• Page text:
================

Recent advancements in the fight against hepatitis C have transformed the disease from one that can, at best, be controlled to one that can be cured for a majority of people who have it.

A downside to the massive drug development efforts that proved so successful is the hefty cost of treatment. What’s hefty? Try $1,000 per pill, taken once per day, for 12 to 24 weeks. What makes these drugs so expensive? How can you make treatment more affordable?

What Is Hepatitis C?

Hepatitis C is a contagious viral infection that attacks the liver. This can lead to serious liver disease. This includes cirrhosis and cancer. Hepatitis C virus (HCV) is transmitted by exposure to blood or other bodily fluids of people who are infected.

Approximately 2.7 million Americans have a chronic hepatitis C infection. Between 1 and 5 percent of these people will die from cirrhosis or liver cancer.

New, Lifesaving Drugs

A few years ago, cure rates for the top-performing HCV drugs were around 50 percent. Most medications had to be given by injection. Almost all of the drugs had side effects so severe that some people abandoned the treatment.

The newer drugs cure up to 96 percent of people that take them. These drugs are called direct-acting antivirals. The U.S. Food and Drug Administration (FDA) approved the first of these medications for treatment of HCV in 2013. Several more medications have been approved since that time.

These medications are not one-pill-cures-all solutions. Instead, individual drugs are effective for specific strains, or genotypes, of HCV. The new medications may be used alone or, very often, in combination with other drugs. Most are available in pill form. Typically, these pills have far fewer side effects than previous treatment options.

The Cost of a Cure

At this time, there’s a short list of blockbuster HCV drugs. Because the FDA only recently approved these drugs, the companies that manufacture these medications have market exclusivity. The FDA determines how long this period of exclusivity will last. This gives the pharmaceutical companies a lot of freedom in establishing prices.

================

• Excerpted records:
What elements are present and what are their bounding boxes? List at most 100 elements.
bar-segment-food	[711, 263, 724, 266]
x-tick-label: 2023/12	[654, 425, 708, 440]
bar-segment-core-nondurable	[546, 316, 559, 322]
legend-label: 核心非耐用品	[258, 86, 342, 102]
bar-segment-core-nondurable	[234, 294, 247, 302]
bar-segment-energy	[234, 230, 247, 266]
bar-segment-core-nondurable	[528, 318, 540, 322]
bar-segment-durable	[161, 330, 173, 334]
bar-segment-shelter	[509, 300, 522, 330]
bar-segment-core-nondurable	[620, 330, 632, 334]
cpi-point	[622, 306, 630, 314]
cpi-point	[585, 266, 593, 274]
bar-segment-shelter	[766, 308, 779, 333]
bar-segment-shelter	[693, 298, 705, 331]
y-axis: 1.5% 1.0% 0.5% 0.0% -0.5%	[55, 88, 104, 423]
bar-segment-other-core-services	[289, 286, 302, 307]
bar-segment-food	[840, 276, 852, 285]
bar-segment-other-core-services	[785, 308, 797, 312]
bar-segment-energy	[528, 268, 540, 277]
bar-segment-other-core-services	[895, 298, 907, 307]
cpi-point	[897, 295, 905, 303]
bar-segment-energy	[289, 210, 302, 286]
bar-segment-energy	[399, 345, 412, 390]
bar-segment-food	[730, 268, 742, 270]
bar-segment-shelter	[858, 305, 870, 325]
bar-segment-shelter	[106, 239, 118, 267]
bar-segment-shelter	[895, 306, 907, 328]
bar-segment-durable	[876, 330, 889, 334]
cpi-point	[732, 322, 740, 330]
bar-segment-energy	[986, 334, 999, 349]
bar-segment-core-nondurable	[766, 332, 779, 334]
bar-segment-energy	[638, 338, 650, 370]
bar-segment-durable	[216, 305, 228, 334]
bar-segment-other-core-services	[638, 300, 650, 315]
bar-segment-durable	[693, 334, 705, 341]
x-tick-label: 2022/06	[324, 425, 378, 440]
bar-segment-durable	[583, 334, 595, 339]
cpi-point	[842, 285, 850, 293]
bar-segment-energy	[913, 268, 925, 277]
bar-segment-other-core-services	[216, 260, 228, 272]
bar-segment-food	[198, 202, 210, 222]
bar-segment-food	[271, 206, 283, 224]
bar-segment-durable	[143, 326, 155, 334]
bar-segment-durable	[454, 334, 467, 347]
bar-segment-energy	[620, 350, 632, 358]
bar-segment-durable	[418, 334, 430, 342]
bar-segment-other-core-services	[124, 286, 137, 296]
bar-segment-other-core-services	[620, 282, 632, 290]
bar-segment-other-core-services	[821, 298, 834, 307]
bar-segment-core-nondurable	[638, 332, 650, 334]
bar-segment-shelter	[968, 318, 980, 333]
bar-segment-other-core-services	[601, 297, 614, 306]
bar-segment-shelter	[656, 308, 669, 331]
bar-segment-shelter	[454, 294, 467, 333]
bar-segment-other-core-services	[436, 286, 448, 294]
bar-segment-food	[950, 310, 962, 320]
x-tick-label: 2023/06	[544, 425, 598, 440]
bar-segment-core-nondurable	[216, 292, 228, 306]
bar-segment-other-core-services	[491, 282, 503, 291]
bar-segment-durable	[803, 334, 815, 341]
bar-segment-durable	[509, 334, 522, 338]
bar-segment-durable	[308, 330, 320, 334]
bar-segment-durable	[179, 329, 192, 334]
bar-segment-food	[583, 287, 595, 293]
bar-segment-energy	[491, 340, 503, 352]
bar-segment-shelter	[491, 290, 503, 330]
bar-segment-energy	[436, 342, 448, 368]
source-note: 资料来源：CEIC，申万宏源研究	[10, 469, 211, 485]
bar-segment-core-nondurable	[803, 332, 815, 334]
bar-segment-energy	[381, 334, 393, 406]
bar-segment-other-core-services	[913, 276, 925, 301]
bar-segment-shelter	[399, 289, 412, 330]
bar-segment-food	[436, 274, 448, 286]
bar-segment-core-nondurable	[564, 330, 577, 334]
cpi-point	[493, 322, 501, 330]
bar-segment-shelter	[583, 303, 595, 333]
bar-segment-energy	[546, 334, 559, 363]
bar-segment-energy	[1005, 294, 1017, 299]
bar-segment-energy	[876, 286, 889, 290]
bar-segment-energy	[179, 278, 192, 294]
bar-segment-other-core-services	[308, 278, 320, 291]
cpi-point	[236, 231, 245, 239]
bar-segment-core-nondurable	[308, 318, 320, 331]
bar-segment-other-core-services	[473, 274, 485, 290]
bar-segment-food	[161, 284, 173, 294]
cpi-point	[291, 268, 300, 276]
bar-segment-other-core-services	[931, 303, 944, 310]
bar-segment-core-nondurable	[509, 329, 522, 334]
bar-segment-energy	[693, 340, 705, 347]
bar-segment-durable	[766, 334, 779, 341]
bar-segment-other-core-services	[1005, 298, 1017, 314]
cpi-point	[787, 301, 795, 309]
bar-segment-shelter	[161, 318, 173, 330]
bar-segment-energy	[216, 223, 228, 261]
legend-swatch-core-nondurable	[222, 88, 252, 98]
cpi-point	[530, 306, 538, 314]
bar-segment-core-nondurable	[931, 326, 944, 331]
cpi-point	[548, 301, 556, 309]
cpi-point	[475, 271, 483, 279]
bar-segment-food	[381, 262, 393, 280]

================

• What you need to do:
(a) Based on the hepatitis C passage, decide whether each statement agrees with it, answering yes or no and quoting the deciding words. (i) The FDA approved the first direct-acting antiviral for treating HCV in 2013. (ii) Each of the new medications is a single pill that works against every strain of HCV. (iii) About 2.7 million Americans have a chronic hepatitis C infection.
(b) Reproduce the hepatitis C passage word for word from "A few years" to "since that time.".
The records serve no purpose in the exercise.

• Outputs by task:
(a)
(i) Yes: "The U.S. Food and Drug Administration (FDA) approved the first of these medications for treatment of HCV in 2013."
(ii) No: "These medications are not one-pill-cures-all solutions. Instead, individual drugs are effective for specific strains, or genotypes, of HCV."
(iii) Yes: "Approximately 2.7 million Americans have a chronic hepatitis C infection."

(b)
A few years ago, cure rates for the top-performing HCV drugs were around 50 percent. Most medications had to be given by injection. Almost all of the drugs had side effects so severe that some people abandoned the treatment.

The newer drugs cure up to 96 percent of people that take them. These drugs are called direct-acting antivirals. The U.S. Food and Drug Administration (FDA) approved the first of these medications for treatment of HCV in 2013. Several more medications have been approved since that time.